(DATASET RECORDS Opens)
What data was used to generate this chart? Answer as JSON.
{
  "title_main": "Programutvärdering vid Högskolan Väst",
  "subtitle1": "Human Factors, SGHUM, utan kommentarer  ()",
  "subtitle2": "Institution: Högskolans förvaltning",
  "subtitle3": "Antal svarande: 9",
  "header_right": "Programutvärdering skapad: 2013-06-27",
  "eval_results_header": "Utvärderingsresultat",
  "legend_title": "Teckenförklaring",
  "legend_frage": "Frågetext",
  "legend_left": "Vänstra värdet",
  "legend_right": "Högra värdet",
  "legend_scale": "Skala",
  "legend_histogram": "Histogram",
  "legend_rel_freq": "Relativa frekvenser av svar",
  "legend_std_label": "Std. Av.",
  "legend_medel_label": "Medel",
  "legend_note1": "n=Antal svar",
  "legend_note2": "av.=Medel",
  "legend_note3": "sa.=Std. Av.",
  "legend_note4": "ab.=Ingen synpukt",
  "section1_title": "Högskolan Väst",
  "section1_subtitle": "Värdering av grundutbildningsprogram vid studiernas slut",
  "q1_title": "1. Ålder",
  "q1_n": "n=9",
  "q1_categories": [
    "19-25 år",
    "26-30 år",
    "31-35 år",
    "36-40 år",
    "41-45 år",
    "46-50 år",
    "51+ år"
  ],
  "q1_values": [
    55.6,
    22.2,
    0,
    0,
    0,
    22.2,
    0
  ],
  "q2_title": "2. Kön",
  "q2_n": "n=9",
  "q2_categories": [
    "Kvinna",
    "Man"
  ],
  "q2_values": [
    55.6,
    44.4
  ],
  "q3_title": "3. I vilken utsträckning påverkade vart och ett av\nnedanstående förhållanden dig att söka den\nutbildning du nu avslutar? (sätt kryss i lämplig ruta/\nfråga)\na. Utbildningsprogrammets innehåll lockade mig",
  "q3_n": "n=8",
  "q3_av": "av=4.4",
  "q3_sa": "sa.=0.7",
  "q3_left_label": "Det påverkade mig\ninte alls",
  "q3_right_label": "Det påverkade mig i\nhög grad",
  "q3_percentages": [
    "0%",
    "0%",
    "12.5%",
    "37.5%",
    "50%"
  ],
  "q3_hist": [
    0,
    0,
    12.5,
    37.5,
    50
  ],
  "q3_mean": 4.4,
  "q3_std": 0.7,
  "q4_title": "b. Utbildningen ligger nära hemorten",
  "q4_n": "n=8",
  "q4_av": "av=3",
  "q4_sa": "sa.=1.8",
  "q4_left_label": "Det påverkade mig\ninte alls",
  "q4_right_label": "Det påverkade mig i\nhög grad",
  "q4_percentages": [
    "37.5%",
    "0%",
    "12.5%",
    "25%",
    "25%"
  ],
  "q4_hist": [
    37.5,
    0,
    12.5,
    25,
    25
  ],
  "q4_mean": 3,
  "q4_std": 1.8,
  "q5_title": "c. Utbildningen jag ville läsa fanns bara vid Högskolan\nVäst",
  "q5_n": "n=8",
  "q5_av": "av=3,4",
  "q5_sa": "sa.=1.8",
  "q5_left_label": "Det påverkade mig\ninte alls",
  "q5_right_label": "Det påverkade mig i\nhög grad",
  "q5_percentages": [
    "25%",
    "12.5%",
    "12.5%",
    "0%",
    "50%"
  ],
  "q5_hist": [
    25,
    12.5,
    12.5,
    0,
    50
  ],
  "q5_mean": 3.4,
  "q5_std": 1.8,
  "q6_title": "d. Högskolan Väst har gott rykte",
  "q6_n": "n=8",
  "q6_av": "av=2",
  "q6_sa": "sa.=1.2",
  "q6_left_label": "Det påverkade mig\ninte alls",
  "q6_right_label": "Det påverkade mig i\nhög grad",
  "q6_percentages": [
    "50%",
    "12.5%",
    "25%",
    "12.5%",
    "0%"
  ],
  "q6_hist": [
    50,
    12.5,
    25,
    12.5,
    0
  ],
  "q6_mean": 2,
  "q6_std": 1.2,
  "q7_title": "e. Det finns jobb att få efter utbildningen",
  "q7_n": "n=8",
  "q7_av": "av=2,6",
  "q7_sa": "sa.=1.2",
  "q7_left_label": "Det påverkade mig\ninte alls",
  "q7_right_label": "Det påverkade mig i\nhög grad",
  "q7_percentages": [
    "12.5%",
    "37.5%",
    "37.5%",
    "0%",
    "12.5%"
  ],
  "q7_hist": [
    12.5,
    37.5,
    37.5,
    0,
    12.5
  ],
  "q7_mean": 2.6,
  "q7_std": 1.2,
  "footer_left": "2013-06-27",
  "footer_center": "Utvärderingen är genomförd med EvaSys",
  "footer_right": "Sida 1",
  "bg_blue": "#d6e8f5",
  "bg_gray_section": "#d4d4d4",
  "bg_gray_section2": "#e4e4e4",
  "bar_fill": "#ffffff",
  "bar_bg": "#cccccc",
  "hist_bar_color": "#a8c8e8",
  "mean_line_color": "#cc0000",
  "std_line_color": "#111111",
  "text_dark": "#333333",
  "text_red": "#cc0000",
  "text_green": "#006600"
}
(DATASET RECORDS Closes)
▶ **BRIEF**:
Each line in the data that holds the string "värdet" must be returned.

▶ **ANSWER SPACE**:
  "legend_left": "Vänstra värdet",
  "legend_right": "Högra värdet",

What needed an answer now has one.